Task brief
What is needed here is an exact copy of every entry.

Stored data entries:
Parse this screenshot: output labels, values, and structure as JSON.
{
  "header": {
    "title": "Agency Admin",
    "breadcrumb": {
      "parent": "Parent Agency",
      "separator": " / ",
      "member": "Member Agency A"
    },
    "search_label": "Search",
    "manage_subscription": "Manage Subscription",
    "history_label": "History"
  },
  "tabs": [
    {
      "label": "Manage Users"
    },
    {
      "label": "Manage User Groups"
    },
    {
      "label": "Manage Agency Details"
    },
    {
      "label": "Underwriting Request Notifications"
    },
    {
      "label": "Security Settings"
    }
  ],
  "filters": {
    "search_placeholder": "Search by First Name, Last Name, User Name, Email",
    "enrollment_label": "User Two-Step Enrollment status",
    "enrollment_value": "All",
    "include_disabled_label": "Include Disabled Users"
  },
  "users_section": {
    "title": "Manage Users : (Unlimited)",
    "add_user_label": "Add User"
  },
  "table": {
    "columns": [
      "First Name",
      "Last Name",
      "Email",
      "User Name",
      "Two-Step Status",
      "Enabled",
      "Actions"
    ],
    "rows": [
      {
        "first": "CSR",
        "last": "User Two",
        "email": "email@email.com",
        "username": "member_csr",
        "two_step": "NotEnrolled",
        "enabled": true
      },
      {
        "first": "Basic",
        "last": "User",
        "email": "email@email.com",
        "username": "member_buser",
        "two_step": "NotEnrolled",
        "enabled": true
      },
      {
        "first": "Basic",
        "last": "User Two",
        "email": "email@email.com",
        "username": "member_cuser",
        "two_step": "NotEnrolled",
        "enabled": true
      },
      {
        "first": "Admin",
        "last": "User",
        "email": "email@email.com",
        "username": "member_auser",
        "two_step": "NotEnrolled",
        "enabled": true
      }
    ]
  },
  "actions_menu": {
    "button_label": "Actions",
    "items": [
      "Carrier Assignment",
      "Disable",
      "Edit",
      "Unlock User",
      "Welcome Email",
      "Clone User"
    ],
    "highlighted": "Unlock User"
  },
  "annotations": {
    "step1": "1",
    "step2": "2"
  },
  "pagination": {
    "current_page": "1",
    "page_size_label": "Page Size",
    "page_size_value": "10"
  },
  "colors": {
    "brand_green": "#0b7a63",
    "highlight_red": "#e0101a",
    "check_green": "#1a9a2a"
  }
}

Complete response
Parse this screenshot: output labels, values, and structure as JSON.
{
  "header": {
    "title": "Agency Admin",
    "breadcrumb": {
      "parent": "Parent Agency",
      "separator": " / ",
      "member": "Member Agency A"
    },
    "search_label": "Search",
    "manage_subscription": "Manage Subscription",
    "history_label": "History"
  },
  "tabs": [
    {
      "label": "Manage Users"
    },
    {
      "label": "Manage User Groups"
    },
    {
      "label": "Manage Agency Details"
    },
    {
      "label": "Underwriting Request Notifications"
    },
    {
      "label": "Security Settings"
    }
  ],
  "filters": {
    "search_placeholder": "Search by First Name, Last Name, User Name, Email",
    "enrollment_label": "User Two-Step Enrollment status",
    "enrollment_value": "All",
    "include_disabled_label": "Include Disabled Users"
  },
  "users_section": {
    "title": "Manage Users : (Unlimited)",
    "add_user_label": "Add User"
  },
  "table": {
    "columns": [
      "First Name",
      "Last Name",
      "Email",
      "User Name",
      "Two-Step Status",
      "Enabled",
      "Actions"
    ],
    "rows": [
      {
        "first": "CSR",
        "last": "User Two",
        "email": "email@email.com",
        "username": "member_csr",
        "two_step": "NotEnrolled",
        "enabled": true
      },
      {
        "first": "Basic",
        "last": "User",
        "email": "email@email.com",
        "username": "member_buser",
        "two_step": "NotEnrolled",
        "enabled": true
      },
      {
        "first": "Basic",
        "last": "User Two",
        "email": "email@email.com",
        "username": "member_cuser",
        "two_step": "NotEnrolled",
        "enabled": true
      },
      {
        "first": "Admin",
        "last": "User",
        "email": "email@email.com",
        "username": "member_auser",
        "two_step": "NotEnrolled",
        "enabled": true
      }
    ]
  },
  "actions_menu": {
    "button_label": "Actions",
    "items": [
      "Carrier Assignment",
      "Disable",
      "Edit",
      "Unlock User",
      "Welcome Email",
      "Clone User"
    ],
    "highlighted": "Unlock User"
  },
  "annotations": {
    "step1": "1",
    "step2": "2"
  },
  "pagination": {
    "current_page": "1",
    "page_size_label": "Page Size",
    "page_size_value": "10"
  },
  "colors": {
    "brand_green": "#0b7a63",
    "highlight_red": "#e0101a",
    "check_green": "#1a9a2a"
  }
}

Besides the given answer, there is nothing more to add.